------ DATASET RECORDS
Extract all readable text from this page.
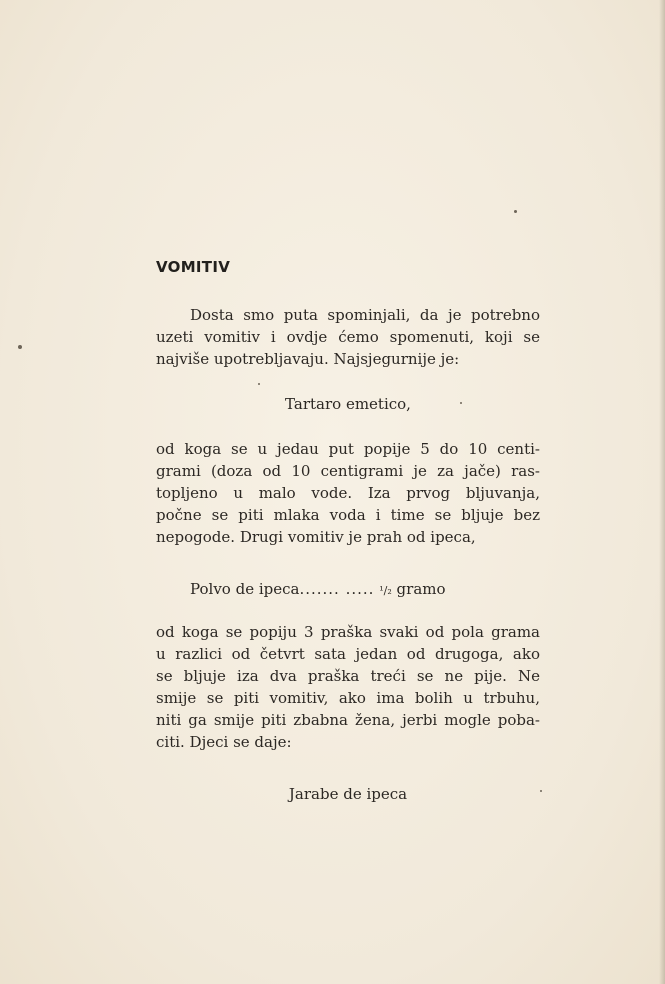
VOMITIV
Dosta smo puta spominjali, da je potrebno
uzeti vomitiv i ovdje ćemo spomenuti, koji se
najviše upotrebljavaju. Najsjegurnije je:
Tartaro emetico,
od koga se u jedau put popije 5 do 10 centi-
grami (doza od 10 centigrami je za jače) ras-
topljeno u malo vode. Iza prvog bljuvanja,
počne se piti mlaka voda i time se bljuje bez
nepogode. Drugi vomitiv je prah od ipeca,
Polvo de ipeca....... ..... ¹/₂ gramo
od koga se popiju 3 praška svaki od pola grama
u razlici od četvrt sata jedan od drugoga, ako
se bljuje iza dva praška treći se ne pije. Ne
smije se piti vomitiv, ako ima bolih u trbuhu,
niti ga smije piti zbabna žena, jerbi mogle poba-
citi. Djeci se daje:
Jarabe de ipeca
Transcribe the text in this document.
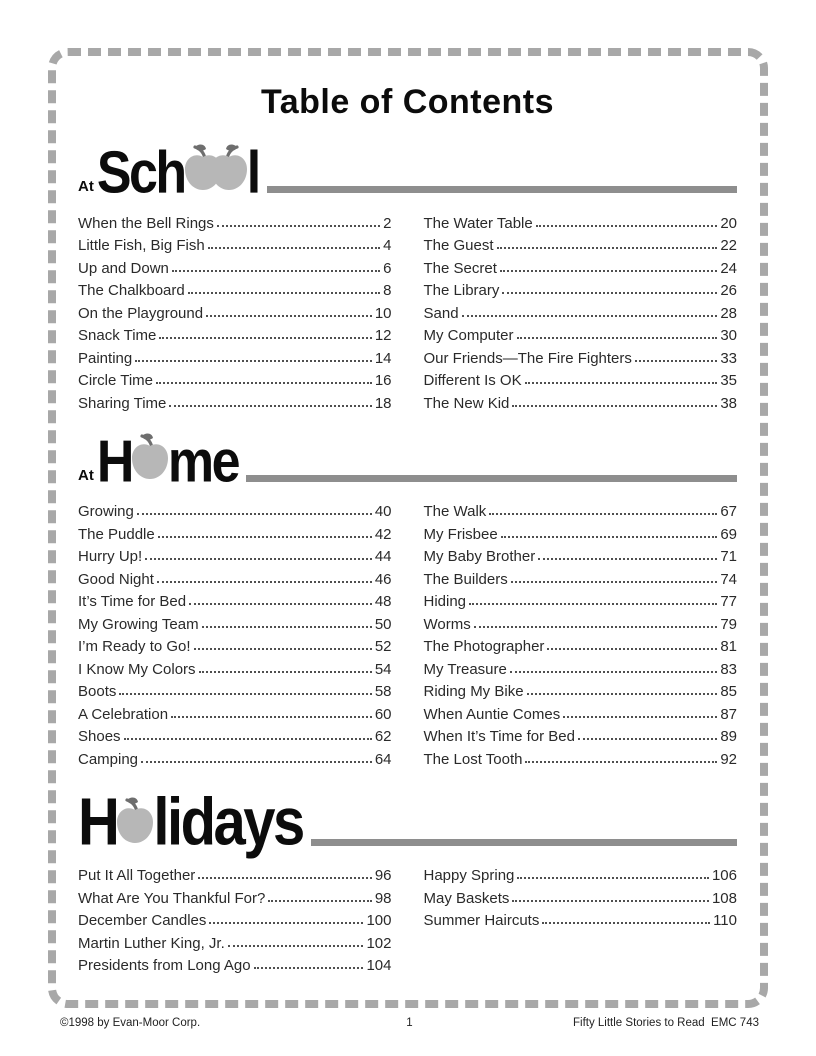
Table of Contents
At Sch l
When the Bell Rings	2
Little Fish, Big Fish	4
Up and Down	6
The Chalkboard	8
On the Playground	10
Snack Time	12
Painting	14
Circle Time	16
Sharing Time	18
The Water Table	20
The Guest	22
The Secret	24
The Library	26
Sand	28
My Computer	30
Our Friends—The Fire Fighters	33
Different Is OK	35
The New Kid	38
At H me
Growing	40
The Puddle	42
Hurry Up!	44
Good Night	46
It’s Time for Bed	48
My Growing Team	50
I’m Ready to Go!	52
I Know My Colors	54
Boots	58
A Celebration	60
Shoes	62
Camping	64
The Walk	67
My Frisbee	69
My Baby Brother	71
The Builders	74
Hiding	77
Worms	79
The Photographer	81
My Treasure	83
Riding My Bike	85
When Auntie Comes	87
When It’s Time for Bed	89
The Lost Tooth	92
H lidays
Put It All Together	96
What Are You Thankful For?	98
December Candles	100
Martin Luther King, Jr.	102
Presidents from Long Ago	104
Happy Spring	106
May Baskets	108
Summer Haircuts	110
©1998 by Evan-Moor Corp.	1	Fifty Little Stories to Read  EMC 743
------------
Keep only the lines that hold the string "smije", and copy them out.

smije se piti vomitiv, ako ima bolih u trbuhu,
niti ga smije piti zbabna žena, jerbi mogle poba-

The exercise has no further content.